### Task to complete
Your copy of the material must match it exactly, except that pictures are dropped.
==================================================
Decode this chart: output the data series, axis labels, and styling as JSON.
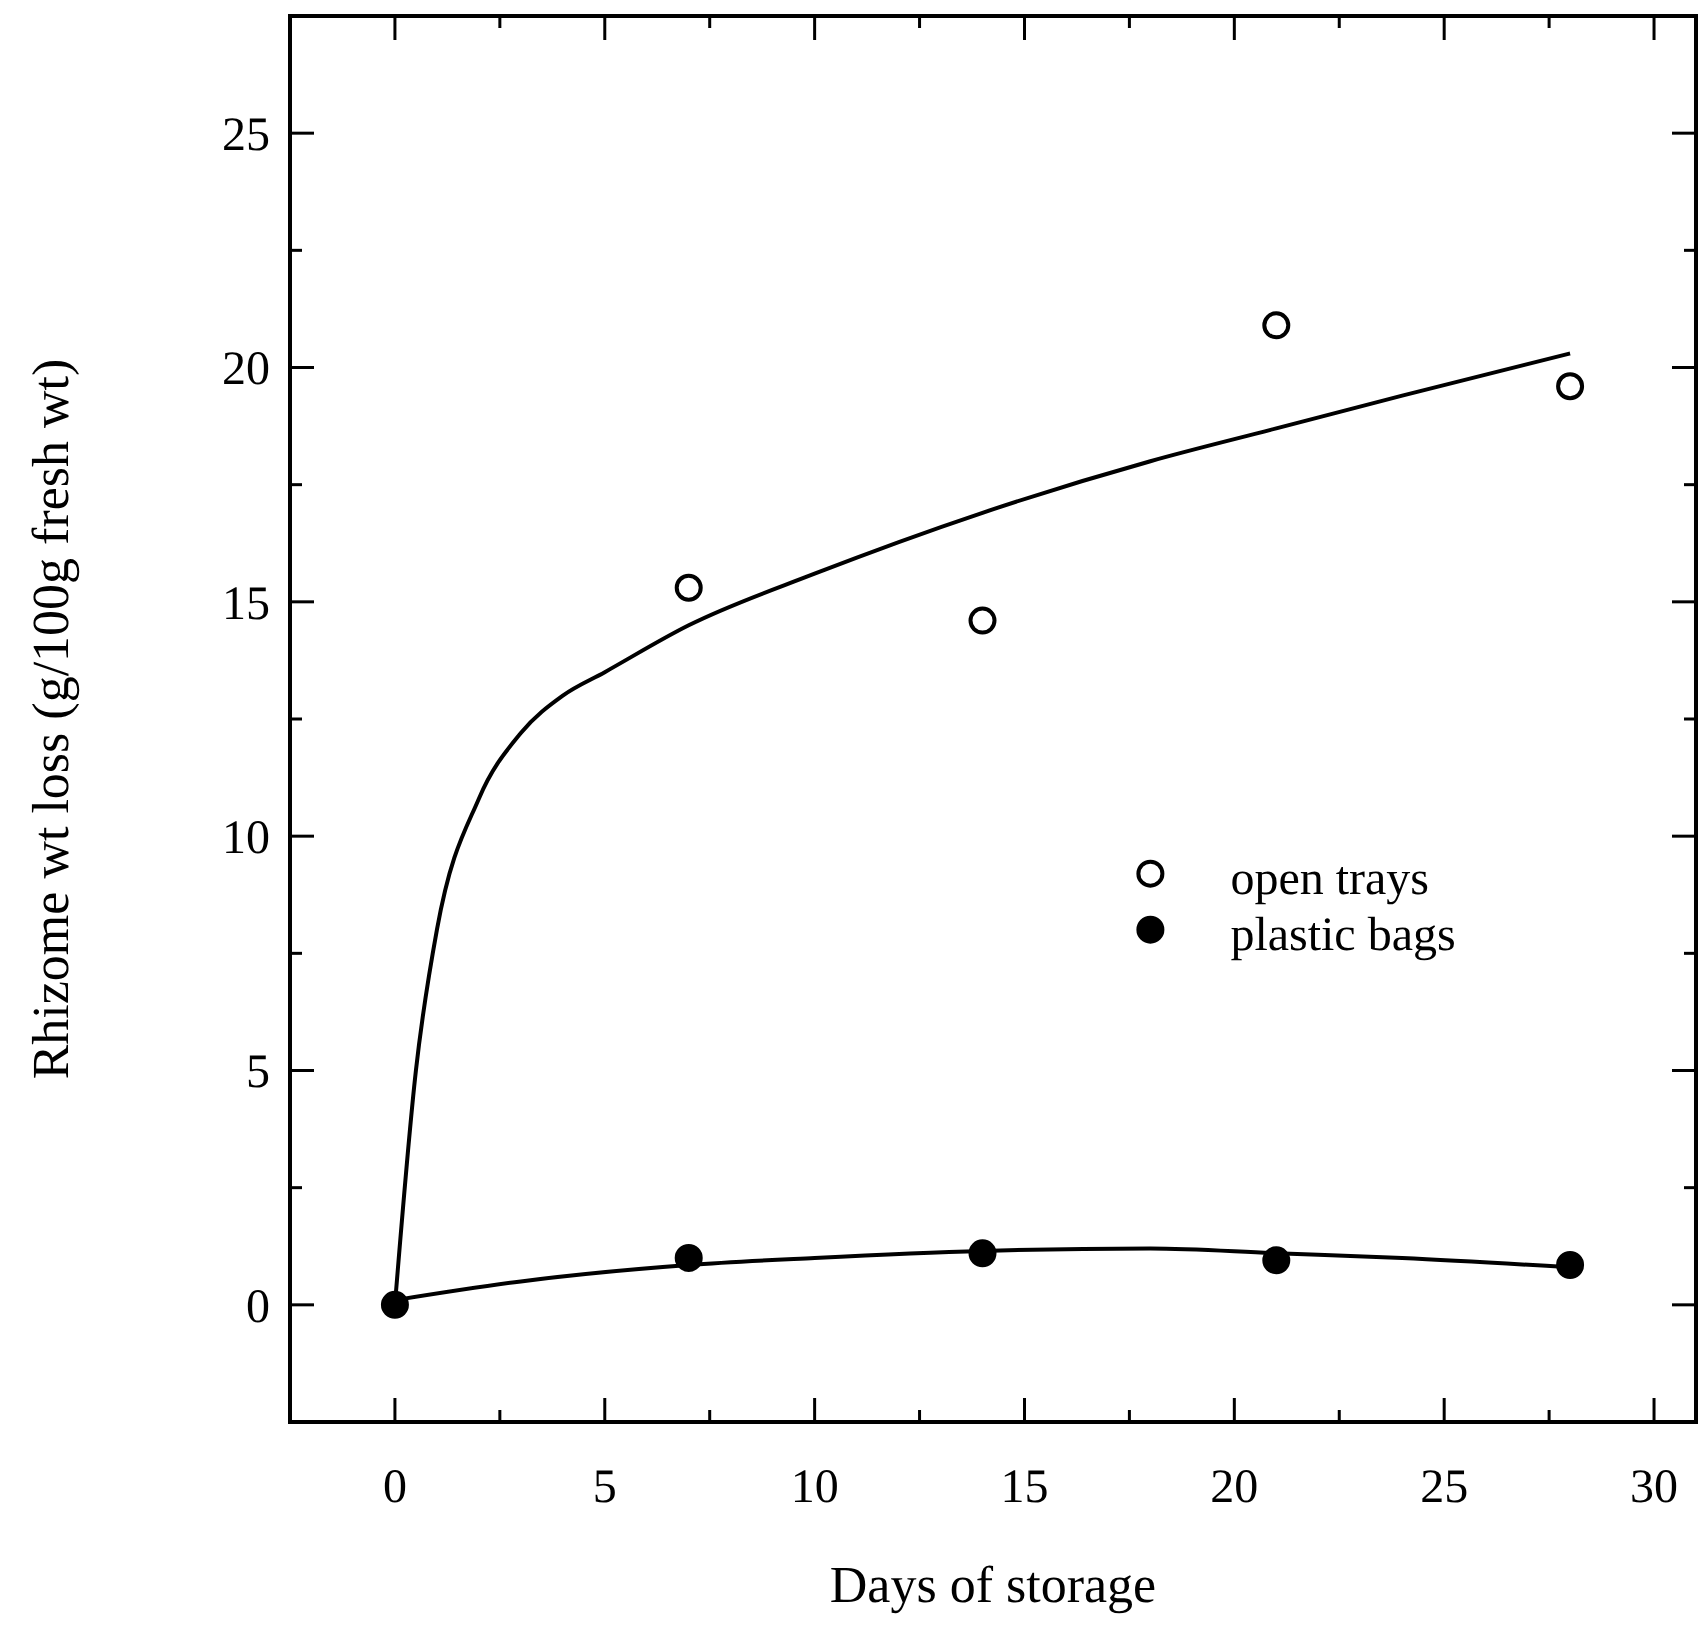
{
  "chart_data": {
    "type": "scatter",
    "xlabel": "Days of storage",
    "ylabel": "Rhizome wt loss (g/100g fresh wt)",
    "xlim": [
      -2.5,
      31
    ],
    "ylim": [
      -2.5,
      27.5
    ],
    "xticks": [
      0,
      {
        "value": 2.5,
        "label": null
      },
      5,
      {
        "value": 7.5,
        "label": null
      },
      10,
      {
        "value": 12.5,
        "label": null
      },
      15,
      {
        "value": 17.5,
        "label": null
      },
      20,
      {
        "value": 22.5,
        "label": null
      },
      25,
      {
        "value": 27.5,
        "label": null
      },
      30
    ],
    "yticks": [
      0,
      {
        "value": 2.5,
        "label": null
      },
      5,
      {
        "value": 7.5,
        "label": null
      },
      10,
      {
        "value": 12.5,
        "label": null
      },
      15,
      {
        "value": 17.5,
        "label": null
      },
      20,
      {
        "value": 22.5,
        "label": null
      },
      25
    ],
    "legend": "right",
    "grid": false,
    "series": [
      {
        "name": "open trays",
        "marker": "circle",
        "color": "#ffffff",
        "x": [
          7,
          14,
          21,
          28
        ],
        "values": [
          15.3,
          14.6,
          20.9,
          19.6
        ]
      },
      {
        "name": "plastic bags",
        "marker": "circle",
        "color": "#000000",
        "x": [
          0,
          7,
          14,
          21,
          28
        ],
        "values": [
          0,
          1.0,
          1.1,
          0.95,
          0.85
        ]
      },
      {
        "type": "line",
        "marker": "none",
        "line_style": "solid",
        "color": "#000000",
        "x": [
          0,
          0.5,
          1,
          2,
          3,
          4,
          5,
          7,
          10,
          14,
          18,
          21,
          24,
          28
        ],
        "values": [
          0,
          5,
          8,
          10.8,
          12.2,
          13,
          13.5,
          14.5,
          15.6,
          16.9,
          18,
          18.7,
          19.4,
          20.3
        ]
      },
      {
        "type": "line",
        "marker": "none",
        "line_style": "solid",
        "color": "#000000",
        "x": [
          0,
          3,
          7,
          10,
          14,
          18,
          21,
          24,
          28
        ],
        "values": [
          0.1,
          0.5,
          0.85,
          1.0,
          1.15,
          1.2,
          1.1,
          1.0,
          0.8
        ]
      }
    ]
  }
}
==================================================
### Answer for the task
Decode this chart: output the data series, axis labels, and styling as JSON.
{
  "chart_data": {
    "type": "scatter",
    "xlabel": "Days of storage",
    "ylabel": "Rhizome wt loss (g/100g fresh wt)",
    "xlim": [
      -2.5,
      31
    ],
    "ylim": [
      -2.5,
      27.5
    ],
    "xticks": [
      0,
      {
        "value": 2.5,
        "label": null
      },
      5,
      {
        "value": 7.5,
        "label": null
      },
      10,
      {
        "value": 12.5,
        "label": null
      },
      15,
      {
        "value": 17.5,
        "label": null
      },
      20,
      {
        "value": 22.5,
        "label": null
      },
      25,
      {
        "value": 27.5,
        "label": null
      },
      30
    ],
    "yticks": [
      0,
      {
        "value": 2.5,
        "label": null
      },
      5,
      {
        "value": 7.5,
        "label": null
      },
      10,
      {
        "value": 12.5,
        "label": null
      },
      15,
      {
        "value": 17.5,
        "label": null
      },
      20,
      {
        "value": 22.5,
        "label": null
      },
      25
    ],
    "legend": "right",
    "grid": false,
    "series": [
      {
        "name": "open trays",
        "marker": "circle",
        "color": "#ffffff",
        "x": [
          7,
          14,
          21,
          28
        ],
        "values": [
          15.3,
          14.6,
          20.9,
          19.6
        ]
      },
      {
        "name": "plastic bags",
        "marker": "circle",
        "color": "#000000",
        "x": [
          0,
          7,
          14,
          21,
          28
        ],
        "values": [
          0,
          1.0,
          1.1,
          0.95,
          0.85
        ]
      },
      {
        "type": "line",
        "marker": "none",
        "line_style": "solid",
        "color": "#000000",
        "x": [
          0,
          0.5,
          1,
          2,
          3,
          4,
          5,
          7,
          10,
          14,
          18,
          21,
          24,
          28
        ],
        "values": [
          0,
          5,
          8,
          10.8,
          12.2,
          13,
          13.5,
          14.5,
          15.6,
          16.9,
          18,
          18.7,
          19.4,
          20.3
        ]
      },
      {
        "type": "line",
        "marker": "none",
        "line_style": "solid",
        "color": "#000000",
        "x": [
          0,
          3,
          7,
          10,
          14,
          18,
          21,
          24,
          28
        ],
        "values": [
          0.1,
          0.5,
          0.85,
          1.0,
          1.15,
          1.2,
          1.1,
          1.0,
          0.8
        ]
      }
    ]
  }
}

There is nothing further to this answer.